What the task requires -> Each line containing the word "color" must be collected.

※

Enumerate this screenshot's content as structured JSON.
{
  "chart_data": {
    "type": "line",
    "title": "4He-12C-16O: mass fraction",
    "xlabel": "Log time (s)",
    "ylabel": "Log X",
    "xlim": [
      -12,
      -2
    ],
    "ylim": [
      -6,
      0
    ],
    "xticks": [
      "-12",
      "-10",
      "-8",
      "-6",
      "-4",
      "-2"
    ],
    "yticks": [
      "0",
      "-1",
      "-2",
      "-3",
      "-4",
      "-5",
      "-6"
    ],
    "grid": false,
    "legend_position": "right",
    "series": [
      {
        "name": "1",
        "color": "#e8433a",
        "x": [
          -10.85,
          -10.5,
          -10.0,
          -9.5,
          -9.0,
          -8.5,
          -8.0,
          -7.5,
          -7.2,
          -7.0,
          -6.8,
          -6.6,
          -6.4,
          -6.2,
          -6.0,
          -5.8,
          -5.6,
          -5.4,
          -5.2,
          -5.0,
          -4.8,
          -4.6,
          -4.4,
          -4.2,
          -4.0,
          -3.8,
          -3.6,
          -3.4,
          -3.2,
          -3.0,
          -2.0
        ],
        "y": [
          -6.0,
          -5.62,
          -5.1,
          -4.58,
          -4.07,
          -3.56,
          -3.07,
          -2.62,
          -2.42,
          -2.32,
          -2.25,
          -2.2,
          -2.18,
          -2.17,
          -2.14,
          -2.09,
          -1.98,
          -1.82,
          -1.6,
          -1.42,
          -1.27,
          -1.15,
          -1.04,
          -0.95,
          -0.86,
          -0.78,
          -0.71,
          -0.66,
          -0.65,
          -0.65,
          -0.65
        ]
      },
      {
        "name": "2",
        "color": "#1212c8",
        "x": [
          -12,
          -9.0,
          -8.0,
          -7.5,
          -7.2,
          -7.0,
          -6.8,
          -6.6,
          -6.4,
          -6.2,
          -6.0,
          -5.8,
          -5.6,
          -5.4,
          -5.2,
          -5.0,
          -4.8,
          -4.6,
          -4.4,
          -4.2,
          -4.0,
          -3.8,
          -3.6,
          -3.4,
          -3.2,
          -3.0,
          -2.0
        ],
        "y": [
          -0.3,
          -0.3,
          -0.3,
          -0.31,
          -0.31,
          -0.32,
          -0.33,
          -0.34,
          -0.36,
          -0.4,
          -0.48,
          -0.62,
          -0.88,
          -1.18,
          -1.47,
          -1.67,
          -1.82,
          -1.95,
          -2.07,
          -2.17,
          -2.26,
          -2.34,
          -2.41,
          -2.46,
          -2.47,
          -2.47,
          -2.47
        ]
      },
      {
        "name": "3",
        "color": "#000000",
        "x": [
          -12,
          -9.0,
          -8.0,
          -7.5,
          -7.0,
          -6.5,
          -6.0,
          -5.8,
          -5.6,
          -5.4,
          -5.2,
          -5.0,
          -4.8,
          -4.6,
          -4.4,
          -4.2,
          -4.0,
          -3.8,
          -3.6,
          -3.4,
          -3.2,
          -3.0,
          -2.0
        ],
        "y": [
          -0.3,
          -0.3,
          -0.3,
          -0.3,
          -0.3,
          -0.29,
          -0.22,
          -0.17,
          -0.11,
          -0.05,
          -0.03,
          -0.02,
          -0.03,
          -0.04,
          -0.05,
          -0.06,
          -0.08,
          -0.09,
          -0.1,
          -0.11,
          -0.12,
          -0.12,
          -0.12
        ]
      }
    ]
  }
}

※

Exercise result ->
        "color": "#e8433a",
        "color": "#1212c8",
        "color": "#000000",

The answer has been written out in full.